Task to carry out -
Transcribe every line of the listing below without any deviation.

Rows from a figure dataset
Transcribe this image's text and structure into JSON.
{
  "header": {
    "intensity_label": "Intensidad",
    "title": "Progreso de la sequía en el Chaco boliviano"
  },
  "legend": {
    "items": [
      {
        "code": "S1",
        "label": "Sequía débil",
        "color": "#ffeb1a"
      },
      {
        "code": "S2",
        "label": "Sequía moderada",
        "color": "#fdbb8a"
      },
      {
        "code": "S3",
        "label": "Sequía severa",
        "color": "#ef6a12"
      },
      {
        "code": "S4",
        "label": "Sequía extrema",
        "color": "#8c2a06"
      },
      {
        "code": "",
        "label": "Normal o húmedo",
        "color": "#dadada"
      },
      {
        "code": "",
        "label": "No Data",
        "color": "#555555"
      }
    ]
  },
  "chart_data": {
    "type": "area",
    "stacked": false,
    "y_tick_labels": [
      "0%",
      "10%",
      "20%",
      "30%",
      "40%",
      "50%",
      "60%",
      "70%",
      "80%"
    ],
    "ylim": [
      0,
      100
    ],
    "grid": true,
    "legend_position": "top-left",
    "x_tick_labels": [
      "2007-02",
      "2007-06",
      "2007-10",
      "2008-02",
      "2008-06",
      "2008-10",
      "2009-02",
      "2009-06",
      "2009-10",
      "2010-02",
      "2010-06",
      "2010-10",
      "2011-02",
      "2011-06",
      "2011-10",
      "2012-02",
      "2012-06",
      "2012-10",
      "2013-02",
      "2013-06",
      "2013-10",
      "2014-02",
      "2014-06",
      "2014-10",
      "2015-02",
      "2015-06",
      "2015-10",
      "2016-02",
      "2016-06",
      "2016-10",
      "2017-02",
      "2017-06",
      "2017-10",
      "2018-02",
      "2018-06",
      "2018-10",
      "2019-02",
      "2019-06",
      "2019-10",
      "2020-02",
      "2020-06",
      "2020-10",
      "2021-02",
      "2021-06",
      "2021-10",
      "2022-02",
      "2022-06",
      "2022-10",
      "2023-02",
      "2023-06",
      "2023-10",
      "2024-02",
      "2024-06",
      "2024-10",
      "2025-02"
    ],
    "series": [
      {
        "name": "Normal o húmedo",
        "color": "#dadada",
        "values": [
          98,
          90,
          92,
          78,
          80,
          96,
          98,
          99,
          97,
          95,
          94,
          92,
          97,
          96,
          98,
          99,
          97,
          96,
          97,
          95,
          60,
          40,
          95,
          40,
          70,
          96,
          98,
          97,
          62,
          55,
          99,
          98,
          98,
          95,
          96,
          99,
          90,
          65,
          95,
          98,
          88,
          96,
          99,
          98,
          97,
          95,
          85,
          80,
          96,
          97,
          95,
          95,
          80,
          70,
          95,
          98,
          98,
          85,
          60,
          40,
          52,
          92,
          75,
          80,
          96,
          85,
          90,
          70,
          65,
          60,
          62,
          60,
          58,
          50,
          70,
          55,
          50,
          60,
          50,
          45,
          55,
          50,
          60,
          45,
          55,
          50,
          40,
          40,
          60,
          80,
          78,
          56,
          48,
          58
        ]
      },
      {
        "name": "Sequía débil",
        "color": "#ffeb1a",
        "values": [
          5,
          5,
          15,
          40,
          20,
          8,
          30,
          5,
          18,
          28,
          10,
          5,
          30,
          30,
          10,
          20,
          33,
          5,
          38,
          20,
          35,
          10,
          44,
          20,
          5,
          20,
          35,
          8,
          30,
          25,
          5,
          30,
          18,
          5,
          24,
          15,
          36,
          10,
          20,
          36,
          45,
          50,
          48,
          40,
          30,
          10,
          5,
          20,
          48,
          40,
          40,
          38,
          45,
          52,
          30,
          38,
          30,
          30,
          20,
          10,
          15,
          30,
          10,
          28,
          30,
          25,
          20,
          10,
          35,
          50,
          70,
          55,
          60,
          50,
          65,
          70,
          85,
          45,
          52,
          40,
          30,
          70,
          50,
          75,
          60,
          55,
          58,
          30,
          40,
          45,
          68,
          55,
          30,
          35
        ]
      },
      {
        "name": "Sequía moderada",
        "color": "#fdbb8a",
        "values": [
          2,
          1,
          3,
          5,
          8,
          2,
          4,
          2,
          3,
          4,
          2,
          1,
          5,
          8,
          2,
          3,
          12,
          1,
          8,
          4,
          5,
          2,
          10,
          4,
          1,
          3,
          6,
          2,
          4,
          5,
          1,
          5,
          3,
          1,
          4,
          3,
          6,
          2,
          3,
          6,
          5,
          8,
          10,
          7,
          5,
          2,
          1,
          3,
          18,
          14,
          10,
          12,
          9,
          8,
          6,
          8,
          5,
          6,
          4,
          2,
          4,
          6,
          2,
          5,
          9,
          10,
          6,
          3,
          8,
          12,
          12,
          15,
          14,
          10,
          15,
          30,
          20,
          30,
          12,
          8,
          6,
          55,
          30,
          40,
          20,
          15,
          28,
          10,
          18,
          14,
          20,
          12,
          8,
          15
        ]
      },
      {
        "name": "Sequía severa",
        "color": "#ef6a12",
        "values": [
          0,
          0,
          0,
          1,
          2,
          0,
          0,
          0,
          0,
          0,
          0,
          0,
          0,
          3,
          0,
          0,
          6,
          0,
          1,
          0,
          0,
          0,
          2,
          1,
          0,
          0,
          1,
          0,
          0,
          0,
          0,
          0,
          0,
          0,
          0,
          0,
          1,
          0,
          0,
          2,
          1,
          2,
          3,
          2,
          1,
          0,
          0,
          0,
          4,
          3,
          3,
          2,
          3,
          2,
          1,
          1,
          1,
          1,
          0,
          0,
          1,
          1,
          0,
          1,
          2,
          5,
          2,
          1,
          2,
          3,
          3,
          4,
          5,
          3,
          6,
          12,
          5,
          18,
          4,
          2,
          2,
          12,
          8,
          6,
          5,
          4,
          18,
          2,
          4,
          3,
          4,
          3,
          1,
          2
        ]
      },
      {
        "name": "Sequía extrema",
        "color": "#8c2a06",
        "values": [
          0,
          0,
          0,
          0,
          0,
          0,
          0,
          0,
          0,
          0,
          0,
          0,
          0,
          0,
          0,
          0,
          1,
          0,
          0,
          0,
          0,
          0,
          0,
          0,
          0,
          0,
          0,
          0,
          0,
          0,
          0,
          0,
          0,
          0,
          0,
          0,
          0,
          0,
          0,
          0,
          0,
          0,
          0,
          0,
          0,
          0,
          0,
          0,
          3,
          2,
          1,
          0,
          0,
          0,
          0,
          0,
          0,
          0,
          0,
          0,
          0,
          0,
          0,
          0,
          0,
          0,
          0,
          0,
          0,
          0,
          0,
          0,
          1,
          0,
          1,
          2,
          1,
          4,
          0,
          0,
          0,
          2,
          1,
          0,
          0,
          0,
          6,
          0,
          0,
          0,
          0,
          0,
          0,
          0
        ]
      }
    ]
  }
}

Answer to the exercise -
Transcribe this image's text and structure into JSON.
{
  "header": {
    "intensity_label": "Intensidad",
    "title": "Progreso de la sequía en el Chaco boliviano"
  },
  "legend": {
    "items": [
      {
        "code": "S1",
        "label": "Sequía débil",
        "color": "#ffeb1a"
      },
      {
        "code": "S2",
        "label": "Sequía moderada",
        "color": "#fdbb8a"
      },
      {
        "code": "S3",
        "label": "Sequía severa",
        "color": "#ef6a12"
      },
      {
        "code": "S4",
        "label": "Sequía extrema",
        "color": "#8c2a06"
      },
      {
        "code": "",
        "label": "Normal o húmedo",
        "color": "#dadada"
      },
      {
        "code": "",
        "label": "No Data",
        "color": "#555555"
      }
    ]
  },
  "chart_data": {
    "type": "area",
    "stacked": false,
    "y_tick_labels": [
      "0%",
      "10%",
      "20%",
      "30%",
      "40%",
      "50%",
      "60%",
      "70%",
      "80%"
    ],
    "ylim": [
      0,
      100
    ],
    "grid": true,
    "legend_position": "top-left",
    "x_tick_labels": [
      "2007-02",
      "2007-06",
      "2007-10",
      "2008-02",
      "2008-06",
      "2008-10",
      "2009-02",
      "2009-06",
      "2009-10",
      "2010-02",
      "2010-06",
      "2010-10",
      "2011-02",
      "2011-06",
      "2011-10",
      "2012-02",
      "2012-06",
      "2012-10",
      "2013-02",
      "2013-06",
      "2013-10",
      "2014-02",
      "2014-06",
      "2014-10",
      "2015-02",
      "2015-06",
      "2015-10",
      "2016-02",
      "2016-06",
      "2016-10",
      "2017-02",
      "2017-06",
      "2017-10",
      "2018-02",
      "2018-06",
      "2018-10",
      "2019-02",
      "2019-06",
      "2019-10",
      "2020-02",
      "2020-06",
      "2020-10",
      "2021-02",
      "2021-06",
      "2021-10",
      "2022-02",
      "2022-06",
      "2022-10",
      "2023-02",
      "2023-06",
      "2023-10",
      "2024-02",
      "2024-06",
      "2024-10",
      "2025-02"
    ],
    "series": [
      {
        "name": "Normal o húmedo",
        "color": "#dadada",
        "values": [
          98,
          90,
          92,
          78,
          80,
          96,
          98,
          99,
          97,
          95,
          94,
          92,
          97,
          96,
          98,
          99,
          97,
          96,
          97,
          95,
          60,
          40,
          95,
          40,
          70,
          96,
          98,
          97,
          62,
          55,
          99,
          98,
          98,
          95,
          96,
          99,
          90,
          65,
          95,
          98,
          88,
          96,
          99,
          98,
          97,
          95,
          85,
          80,
          96,
          97,
          95,
          95,
          80,
          70,
          95,
          98,
          98,
          85,
          60,
          40,
          52,
          92,
          75,
          80,
          96,
          85,
          90,
          70,
          65,
          60,
          62,
          60,
          58,
          50,
          70,
          55,
          50,
          60,
          50,
          45,
          55,
          50,
          60,
          45,
          55,
          50,
          40,
          40,
          60,
          80,
          78,
          56,
          48,
          58
        ]
      },
      {
        "name": "Sequía débil",
        "color": "#ffeb1a",
        "values": [
          5,
          5,
          15,
          40,
          20,
          8,
          30,
          5,
          18,
          28,
          10,
          5,
          30,
          30,
          10,
          20,
          33,
          5,
          38,
          20,
          35,
          10,
          44,
          20,
          5,
          20,
          35,
          8,
          30,
          25,
          5,
          30,
          18,
          5,
          24,
          15,
          36,
          10,
          20,
          36,
          45,
          50,
          48,
          40,
          30,
          10,
          5,
          20,
          48,
          40,
          40,
          38,
          45,
          52,
          30,
          38,
          30,
          30,
          20,
          10,
          15,
          30,
          10,
          28,
          30,
          25,
          20,
          10,
          35,
          50,
          70,
          55,
          60,
          50,
          65,
          70,
          85,
          45,
          52,
          40,
          30,
          70,
          50,
          75,
          60,
          55,
          58,
          30,
          40,
          45,
          68,
          55,
          30,
          35
        ]
      },
      {
        "name": "Sequía moderada",
        "color": "#fdbb8a",
        "values": [
          2,
          1,
          3,
          5,
          8,
          2,
          4,
          2,
          3,
          4,
          2,
          1,
          5,
          8,
          2,
          3,
          12,
          1,
          8,
          4,
          5,
          2,
          10,
          4,
          1,
          3,
          6,
          2,
          4,
          5,
          1,
          5,
          3,
          1,
          4,
          3,
          6,
          2,
          3,
          6,
          5,
          8,
          10,
          7,
          5,
          2,
          1,
          3,
          18,
          14,
          10,
          12,
          9,
          8,
          6,
          8,
          5,
          6,
          4,
          2,
          4,
          6,
          2,
          5,
          9,
          10,
          6,
          3,
          8,
          12,
          12,
          15,
          14,
          10,
          15,
          30,
          20,
          30,
          12,
          8,
          6,
          55,
          30,
          40,
          20,
          15,
          28,
          10,
          18,
          14,
          20,
          12,
          8,
          15
        ]
      },
      {
        "name": "Sequía severa",
        "color": "#ef6a12",
        "values": [
          0,
          0,
          0,
          1,
          2,
          0,
          0,
          0,
          0,
          0,
          0,
          0,
          0,
          3,
          0,
          0,
          6,
          0,
          1,
          0,
          0,
          0,
          2,
          1,
          0,
          0,
          1,
          0,
          0,
          0,
          0,
          0,
          0,
          0,
          0,
          0,
          1,
          0,
          0,
          2,
          1,
          2,
          3,
          2,
          1,
          0,
          0,
          0,
          4,
          3,
          3,
          2,
          3,
          2,
          1,
          1,
          1,
          1,
          0,
          0,
          1,
          1,
          0,
          1,
          2,
          5,
          2,
          1,
          2,
          3,
          3,
          4,
          5,
          3,
          6,
          12,
          5,
          18,
          4,
          2,
          2,
          12,
          8,
          6,
          5,
          4,
          18,
          2,
          4,
          3,
          4,
          3,
          1,
          2
        ]
      },
      {
        "name": "Sequía extrema",
        "color": "#8c2a06",
        "values": [
          0,
          0,
          0,
          0,
          0,
          0,
          0,
          0,
          0,
          0,
          0,
          0,
          0,
          0,
          0,
          0,
          1,
          0,
          0,
          0,
          0,
          0,
          0,
          0,
          0,
          0,
          0,
          0,
          0,
          0,
          0,
          0,
          0,
          0,
          0,
          0,
          0,
          0,
          0,
          0,
          0,
          0,
          0,
          0,
          0,
          0,
          0,
          0,
          3,
          2,
          1,
          0,
          0,
          0,
          0,
          0,
          0,
          0,
          0,
          0,
          0,
          0,
          0,
          0,
          0,
          0,
          0,
          0,
          0,
          0,
          0,
          0,
          1,
          0,
          1,
          2,
          1,
          4,
          0,
          0,
          0,
          2,
          1,
          0,
          0,
          0,
          6,
          0,
          0,
          0,
          0,
          0,
          0,
          0
        ]
      }
    ]
  }
}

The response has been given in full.